→ Written problem: Reproduce the listing below line for line, but leave out the picture.

→ Rows:
┄┄┄┄┄┄┄┄┄┄

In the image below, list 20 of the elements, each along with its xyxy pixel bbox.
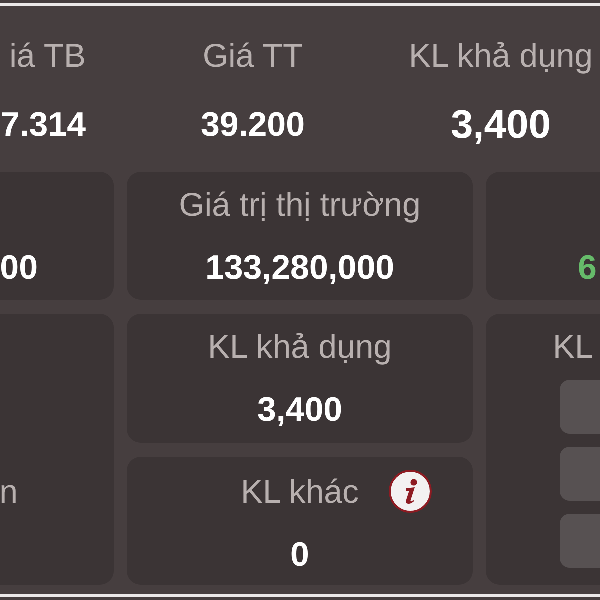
summary-value: 7.314 — [0, 105, 86, 146]
summary-label: Giá TT — [202, 36, 304, 76]
stat-value: 3,400 — [257, 390, 343, 431]
stat-value: 0 — [290, 535, 310, 576]
summary-value: 3,400 — [450, 102, 552, 149]
stat-label: KL khả dụng — [208, 327, 392, 367]
stat-label: KL khác — [240, 472, 359, 512]
option-button[interactable] — [560, 380, 600, 434]
option-button[interactable] — [560, 447, 600, 501]
stat-value: 133,280,000 — [205, 248, 395, 289]
stat-value: 00 — [0, 248, 38, 289]
stat-label: n — [0, 472, 18, 512]
summary-value: 39.200 — [201, 105, 305, 146]
option-button[interactable] — [560, 514, 600, 568]
stat-label: Giá trị thị trường — [179, 185, 421, 225]
summary-label: KL khả dụng — [408, 36, 594, 76]
stat-value: 6 — [578, 248, 597, 289]
stat-label: KL — [553, 327, 594, 367]
summary-label: iá TB — [10, 36, 86, 76]
info-icon[interactable] — [389, 470, 432, 513]
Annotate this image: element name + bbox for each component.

┄┄┄┄┄┄┄┄┄┄

→ Correct result:
In the image below, list 20 of the elements, each along with its xyxy pixel bbox.
summary-value: 7.314 — [0, 105, 86, 146]
summary-label: Giá TT — [202, 36, 304, 76]
stat-value: 3,400 — [257, 390, 343, 431]
stat-value: 0 — [290, 535, 310, 576]
summary-value: 3,400 — [450, 102, 552, 149]
stat-label: KL khả dụng — [208, 327, 392, 367]
stat-label: KL khác — [240, 472, 359, 512]
option-button[interactable] — [560, 380, 600, 434]
option-button[interactable] — [560, 447, 600, 501]
stat-value: 133,280,000 — [205, 248, 395, 289]
stat-value: 00 — [0, 248, 38, 289]
stat-label: n — [0, 472, 18, 512]
summary-value: 39.200 — [201, 105, 305, 146]
option-button[interactable] — [560, 514, 600, 568]
stat-label: Giá trị thị trường — [179, 185, 421, 225]
summary-label: KL khả dụng — [408, 36, 594, 76]
stat-value: 6 — [578, 248, 597, 289]
stat-label: KL — [553, 327, 594, 367]
summary-label: iá TB — [10, 36, 86, 76]
info-icon[interactable] — [389, 470, 432, 513]
Annotate this image: element name + bbox for each component.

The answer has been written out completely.